=== CHALLENGE ===
Reproduce each line from the records that holds "name".

=== Items from a dataset ===
──────────

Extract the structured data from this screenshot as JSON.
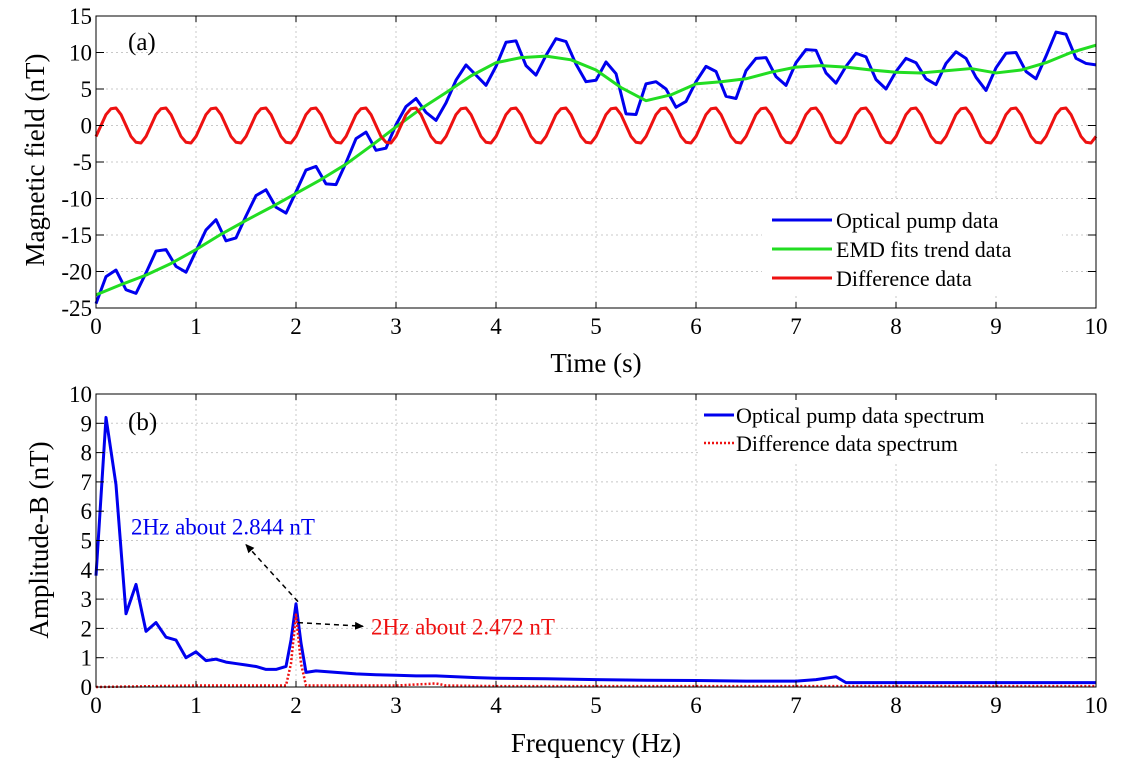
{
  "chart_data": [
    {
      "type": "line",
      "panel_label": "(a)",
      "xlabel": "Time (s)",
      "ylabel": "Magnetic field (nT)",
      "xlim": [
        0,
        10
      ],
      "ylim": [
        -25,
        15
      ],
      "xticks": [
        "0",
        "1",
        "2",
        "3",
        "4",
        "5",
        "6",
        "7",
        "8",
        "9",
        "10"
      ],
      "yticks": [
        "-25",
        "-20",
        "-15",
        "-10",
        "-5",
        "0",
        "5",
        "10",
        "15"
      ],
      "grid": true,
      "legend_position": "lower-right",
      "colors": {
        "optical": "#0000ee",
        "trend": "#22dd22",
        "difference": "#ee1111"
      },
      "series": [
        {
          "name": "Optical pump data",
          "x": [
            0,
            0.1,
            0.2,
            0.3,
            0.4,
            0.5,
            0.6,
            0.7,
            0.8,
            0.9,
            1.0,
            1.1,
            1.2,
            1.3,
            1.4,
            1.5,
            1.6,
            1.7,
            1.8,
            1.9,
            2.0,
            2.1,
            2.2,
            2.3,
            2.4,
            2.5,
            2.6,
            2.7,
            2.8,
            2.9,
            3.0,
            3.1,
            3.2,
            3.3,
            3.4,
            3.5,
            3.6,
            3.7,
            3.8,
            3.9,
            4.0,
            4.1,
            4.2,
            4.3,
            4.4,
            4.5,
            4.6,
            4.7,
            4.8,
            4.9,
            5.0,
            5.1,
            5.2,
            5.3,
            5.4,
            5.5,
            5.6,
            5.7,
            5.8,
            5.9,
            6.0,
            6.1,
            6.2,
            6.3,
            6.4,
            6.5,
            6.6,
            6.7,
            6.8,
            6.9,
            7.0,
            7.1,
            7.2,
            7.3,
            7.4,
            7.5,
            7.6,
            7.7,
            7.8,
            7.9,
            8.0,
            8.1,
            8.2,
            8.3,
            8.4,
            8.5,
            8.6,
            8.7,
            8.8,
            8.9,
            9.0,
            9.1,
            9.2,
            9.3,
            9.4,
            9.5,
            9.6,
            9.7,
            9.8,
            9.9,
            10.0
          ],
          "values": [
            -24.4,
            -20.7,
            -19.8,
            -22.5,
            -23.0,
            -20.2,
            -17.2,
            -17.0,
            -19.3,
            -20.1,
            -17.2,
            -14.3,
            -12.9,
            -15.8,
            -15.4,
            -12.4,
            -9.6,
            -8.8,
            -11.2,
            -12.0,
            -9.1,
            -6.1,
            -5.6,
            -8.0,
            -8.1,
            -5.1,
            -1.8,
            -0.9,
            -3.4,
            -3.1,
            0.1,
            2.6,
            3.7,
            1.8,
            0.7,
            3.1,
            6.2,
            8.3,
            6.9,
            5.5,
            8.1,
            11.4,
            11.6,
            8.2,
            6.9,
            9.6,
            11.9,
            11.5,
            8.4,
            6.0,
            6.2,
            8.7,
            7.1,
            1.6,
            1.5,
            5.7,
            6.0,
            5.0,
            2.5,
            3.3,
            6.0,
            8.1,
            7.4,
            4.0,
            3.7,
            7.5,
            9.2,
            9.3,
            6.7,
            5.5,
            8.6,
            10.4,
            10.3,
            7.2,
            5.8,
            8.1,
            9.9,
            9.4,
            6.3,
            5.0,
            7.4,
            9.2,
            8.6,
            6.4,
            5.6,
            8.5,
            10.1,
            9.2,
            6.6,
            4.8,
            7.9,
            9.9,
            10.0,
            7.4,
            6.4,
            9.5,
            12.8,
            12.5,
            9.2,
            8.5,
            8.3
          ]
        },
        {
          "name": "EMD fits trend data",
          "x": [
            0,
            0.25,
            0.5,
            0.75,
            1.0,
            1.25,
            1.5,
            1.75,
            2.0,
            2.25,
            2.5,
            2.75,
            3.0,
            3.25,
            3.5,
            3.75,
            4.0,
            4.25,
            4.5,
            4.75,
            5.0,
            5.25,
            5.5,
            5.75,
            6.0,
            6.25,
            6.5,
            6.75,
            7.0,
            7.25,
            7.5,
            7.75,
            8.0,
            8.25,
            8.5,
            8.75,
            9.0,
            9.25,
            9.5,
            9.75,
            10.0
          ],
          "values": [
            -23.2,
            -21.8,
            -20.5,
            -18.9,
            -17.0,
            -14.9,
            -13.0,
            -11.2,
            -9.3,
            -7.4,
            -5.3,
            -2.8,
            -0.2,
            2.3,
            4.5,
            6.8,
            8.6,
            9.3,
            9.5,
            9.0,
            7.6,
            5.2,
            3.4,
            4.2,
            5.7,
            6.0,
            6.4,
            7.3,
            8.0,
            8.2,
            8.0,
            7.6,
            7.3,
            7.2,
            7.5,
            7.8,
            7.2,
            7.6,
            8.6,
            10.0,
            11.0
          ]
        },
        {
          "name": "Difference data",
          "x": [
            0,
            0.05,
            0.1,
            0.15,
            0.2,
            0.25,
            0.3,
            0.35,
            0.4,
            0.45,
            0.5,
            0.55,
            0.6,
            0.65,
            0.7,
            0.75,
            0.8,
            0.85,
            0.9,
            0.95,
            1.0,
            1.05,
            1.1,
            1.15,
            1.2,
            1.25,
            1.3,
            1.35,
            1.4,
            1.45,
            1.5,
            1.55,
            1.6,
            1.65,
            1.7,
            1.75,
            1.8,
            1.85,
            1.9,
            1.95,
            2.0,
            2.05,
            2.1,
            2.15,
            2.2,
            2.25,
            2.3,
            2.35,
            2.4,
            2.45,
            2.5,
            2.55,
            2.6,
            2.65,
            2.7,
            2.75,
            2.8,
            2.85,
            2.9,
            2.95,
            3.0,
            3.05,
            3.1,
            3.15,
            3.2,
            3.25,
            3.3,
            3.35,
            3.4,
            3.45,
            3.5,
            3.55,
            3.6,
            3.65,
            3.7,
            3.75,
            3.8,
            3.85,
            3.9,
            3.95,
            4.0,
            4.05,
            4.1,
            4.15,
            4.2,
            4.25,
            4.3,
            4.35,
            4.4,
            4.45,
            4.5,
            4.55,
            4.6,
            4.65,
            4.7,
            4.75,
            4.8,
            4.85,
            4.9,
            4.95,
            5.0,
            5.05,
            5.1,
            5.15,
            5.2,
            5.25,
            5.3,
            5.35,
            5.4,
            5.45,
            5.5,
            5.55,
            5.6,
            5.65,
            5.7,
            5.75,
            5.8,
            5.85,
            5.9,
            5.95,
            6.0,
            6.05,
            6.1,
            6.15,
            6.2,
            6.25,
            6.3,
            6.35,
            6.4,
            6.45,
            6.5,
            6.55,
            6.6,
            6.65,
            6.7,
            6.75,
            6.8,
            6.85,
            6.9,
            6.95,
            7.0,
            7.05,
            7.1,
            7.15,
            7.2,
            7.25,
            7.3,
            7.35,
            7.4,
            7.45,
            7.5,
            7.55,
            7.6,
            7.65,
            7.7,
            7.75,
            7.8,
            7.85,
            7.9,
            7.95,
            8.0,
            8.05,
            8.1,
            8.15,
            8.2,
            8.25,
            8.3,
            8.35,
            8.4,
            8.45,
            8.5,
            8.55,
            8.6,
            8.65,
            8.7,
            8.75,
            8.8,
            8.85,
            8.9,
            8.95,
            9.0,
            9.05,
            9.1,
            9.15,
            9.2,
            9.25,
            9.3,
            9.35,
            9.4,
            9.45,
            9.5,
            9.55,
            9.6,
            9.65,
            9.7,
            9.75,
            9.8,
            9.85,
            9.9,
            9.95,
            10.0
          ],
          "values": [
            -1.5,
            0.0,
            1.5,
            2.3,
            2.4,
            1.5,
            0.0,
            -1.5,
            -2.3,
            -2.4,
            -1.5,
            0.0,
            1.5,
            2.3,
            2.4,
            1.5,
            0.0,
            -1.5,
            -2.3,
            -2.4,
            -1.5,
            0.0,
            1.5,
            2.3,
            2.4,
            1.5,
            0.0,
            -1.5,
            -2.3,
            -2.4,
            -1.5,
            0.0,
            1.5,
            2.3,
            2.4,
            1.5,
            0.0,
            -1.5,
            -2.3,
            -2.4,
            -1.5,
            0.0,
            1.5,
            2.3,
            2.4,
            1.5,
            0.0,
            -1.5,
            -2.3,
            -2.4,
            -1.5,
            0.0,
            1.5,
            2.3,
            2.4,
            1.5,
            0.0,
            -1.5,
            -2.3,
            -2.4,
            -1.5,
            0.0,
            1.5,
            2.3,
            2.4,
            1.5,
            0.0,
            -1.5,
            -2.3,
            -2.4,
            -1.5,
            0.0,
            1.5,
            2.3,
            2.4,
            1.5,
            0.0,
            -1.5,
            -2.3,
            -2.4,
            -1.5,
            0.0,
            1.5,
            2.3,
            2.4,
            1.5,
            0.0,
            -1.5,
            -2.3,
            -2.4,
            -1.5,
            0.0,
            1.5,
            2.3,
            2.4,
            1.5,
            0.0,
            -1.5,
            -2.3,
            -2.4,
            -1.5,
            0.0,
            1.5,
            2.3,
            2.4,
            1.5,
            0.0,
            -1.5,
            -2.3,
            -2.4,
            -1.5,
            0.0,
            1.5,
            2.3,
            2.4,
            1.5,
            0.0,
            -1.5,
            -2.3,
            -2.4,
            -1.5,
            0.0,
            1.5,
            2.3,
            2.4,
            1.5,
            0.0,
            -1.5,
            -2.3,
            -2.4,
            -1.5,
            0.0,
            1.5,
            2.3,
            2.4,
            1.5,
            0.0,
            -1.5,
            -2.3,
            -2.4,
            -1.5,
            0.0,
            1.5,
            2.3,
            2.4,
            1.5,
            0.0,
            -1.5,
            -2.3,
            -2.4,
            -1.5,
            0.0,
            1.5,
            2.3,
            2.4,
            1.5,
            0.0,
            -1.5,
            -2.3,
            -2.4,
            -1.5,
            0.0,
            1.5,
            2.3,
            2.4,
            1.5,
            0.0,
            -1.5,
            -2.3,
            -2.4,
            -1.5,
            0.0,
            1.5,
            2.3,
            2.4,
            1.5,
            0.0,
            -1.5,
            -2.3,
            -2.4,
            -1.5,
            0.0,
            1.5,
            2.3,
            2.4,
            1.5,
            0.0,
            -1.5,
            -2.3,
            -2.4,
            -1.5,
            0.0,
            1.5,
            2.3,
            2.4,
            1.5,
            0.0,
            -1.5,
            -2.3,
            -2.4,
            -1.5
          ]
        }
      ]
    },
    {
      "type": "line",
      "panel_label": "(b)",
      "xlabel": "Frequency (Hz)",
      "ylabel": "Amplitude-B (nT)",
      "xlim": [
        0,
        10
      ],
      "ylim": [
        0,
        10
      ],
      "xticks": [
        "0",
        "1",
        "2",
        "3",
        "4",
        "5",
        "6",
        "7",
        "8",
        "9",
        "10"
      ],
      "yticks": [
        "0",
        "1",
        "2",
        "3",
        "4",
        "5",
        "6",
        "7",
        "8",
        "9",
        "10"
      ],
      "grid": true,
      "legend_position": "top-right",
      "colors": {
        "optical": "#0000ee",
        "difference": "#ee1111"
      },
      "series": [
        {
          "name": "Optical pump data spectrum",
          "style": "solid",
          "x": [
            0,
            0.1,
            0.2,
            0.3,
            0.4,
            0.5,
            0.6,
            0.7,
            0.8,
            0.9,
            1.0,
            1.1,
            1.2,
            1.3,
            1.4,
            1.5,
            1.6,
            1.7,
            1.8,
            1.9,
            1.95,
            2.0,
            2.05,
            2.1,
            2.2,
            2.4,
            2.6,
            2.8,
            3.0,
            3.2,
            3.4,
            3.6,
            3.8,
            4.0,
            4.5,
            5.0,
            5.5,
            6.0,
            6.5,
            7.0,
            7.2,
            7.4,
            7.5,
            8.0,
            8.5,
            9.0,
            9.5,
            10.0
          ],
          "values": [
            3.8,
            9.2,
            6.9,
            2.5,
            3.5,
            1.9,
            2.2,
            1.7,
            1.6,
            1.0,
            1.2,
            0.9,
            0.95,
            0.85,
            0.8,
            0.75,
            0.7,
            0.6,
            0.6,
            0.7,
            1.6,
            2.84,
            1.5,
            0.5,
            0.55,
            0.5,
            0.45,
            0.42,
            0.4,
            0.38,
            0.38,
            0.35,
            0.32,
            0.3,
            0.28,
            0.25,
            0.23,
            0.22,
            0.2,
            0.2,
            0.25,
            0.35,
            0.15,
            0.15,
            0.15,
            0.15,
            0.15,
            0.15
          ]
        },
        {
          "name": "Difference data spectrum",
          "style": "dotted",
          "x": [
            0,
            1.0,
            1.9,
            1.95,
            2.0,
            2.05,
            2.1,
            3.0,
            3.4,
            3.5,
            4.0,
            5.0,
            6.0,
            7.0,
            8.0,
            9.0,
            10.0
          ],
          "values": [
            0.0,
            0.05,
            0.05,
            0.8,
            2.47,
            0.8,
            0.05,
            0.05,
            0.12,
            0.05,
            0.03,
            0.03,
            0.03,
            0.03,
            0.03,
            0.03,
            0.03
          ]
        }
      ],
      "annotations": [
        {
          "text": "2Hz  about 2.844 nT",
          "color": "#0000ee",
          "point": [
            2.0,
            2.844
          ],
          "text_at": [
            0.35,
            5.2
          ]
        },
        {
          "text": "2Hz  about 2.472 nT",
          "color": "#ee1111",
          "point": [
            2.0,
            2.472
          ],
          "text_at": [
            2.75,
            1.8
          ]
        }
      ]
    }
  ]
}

──────────

=== ANSWER FOR THE TASK ===
          "name": "Optical pump data",
          "name": "EMD fits trend data",
          "name": "Difference data",
          "name": "Optical pump data spectrum",
          "name": "Difference data spectrum",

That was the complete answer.